- _Stated goal_: Every line that contains the word "Type" should be copied out.

- _Data in this exercise_:

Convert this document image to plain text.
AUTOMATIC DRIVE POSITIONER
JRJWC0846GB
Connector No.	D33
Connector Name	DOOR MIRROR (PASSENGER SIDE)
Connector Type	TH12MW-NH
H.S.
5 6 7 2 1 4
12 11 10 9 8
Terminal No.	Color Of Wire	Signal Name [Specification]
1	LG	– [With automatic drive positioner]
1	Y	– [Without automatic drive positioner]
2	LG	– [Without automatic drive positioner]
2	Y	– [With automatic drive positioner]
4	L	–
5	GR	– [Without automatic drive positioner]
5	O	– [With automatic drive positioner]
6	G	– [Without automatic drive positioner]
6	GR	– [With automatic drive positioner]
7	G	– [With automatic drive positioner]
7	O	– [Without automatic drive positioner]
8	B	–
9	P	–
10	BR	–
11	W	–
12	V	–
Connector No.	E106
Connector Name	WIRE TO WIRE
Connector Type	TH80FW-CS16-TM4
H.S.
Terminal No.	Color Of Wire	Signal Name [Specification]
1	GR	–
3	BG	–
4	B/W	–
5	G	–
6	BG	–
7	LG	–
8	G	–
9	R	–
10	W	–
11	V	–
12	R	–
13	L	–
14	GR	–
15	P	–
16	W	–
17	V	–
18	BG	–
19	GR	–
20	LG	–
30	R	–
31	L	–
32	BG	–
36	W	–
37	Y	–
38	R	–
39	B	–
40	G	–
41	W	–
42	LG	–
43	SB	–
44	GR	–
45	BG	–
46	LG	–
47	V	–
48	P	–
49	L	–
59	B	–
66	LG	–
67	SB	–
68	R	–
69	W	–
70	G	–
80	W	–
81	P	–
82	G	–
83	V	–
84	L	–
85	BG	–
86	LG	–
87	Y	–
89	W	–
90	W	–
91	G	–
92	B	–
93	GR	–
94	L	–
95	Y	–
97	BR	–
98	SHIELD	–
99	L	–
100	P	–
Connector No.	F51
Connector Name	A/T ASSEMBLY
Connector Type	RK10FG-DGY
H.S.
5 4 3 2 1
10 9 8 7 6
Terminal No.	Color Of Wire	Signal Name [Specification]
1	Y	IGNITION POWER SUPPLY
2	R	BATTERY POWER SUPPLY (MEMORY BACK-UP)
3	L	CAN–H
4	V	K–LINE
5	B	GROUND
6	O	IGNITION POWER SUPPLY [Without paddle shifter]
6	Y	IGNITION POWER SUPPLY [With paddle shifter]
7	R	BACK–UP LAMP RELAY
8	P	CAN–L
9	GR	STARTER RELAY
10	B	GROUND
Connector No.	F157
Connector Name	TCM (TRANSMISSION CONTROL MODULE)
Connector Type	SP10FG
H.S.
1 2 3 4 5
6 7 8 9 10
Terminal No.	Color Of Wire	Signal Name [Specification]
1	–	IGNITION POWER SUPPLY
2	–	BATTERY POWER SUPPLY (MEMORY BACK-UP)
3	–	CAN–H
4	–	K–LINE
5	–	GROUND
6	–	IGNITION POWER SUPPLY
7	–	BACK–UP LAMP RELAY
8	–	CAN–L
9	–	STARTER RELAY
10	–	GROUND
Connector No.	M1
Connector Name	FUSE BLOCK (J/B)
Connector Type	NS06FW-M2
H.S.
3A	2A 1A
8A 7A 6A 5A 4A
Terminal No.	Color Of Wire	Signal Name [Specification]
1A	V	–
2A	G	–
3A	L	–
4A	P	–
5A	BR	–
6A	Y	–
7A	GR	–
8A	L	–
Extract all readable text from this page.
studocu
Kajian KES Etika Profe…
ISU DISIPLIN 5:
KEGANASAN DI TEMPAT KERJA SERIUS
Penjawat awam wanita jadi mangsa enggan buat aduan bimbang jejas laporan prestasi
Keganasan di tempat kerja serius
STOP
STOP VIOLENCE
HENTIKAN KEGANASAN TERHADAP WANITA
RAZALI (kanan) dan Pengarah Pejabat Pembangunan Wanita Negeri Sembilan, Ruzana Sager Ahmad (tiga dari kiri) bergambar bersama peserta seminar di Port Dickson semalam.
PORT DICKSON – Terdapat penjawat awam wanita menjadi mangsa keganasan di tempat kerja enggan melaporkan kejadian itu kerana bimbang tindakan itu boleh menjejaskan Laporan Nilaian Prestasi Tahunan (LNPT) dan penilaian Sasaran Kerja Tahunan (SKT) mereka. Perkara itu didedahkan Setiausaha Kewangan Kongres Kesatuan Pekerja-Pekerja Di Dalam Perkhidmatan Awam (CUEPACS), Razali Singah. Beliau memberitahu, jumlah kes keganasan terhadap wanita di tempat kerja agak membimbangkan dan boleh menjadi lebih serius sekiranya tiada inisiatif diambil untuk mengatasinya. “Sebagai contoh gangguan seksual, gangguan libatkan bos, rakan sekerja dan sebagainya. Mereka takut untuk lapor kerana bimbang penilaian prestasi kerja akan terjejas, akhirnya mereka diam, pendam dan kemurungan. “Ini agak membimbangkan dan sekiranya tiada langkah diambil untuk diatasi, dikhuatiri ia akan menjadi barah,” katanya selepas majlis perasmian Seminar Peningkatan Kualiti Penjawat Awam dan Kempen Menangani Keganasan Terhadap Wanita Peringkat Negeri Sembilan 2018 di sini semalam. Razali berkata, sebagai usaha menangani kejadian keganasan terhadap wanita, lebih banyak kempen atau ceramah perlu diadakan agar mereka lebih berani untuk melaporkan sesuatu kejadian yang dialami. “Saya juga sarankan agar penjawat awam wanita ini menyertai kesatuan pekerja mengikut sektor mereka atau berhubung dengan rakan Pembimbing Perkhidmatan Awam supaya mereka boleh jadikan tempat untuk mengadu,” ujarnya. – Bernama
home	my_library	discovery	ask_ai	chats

- _Task result_:
Connector Type	TH12MW-NH
Connector Type	TH80FW-CS16-TM4
Connector Type	RK10FG-DGY
Connector Type	SP10FG
Connector Type	NS06FW-M2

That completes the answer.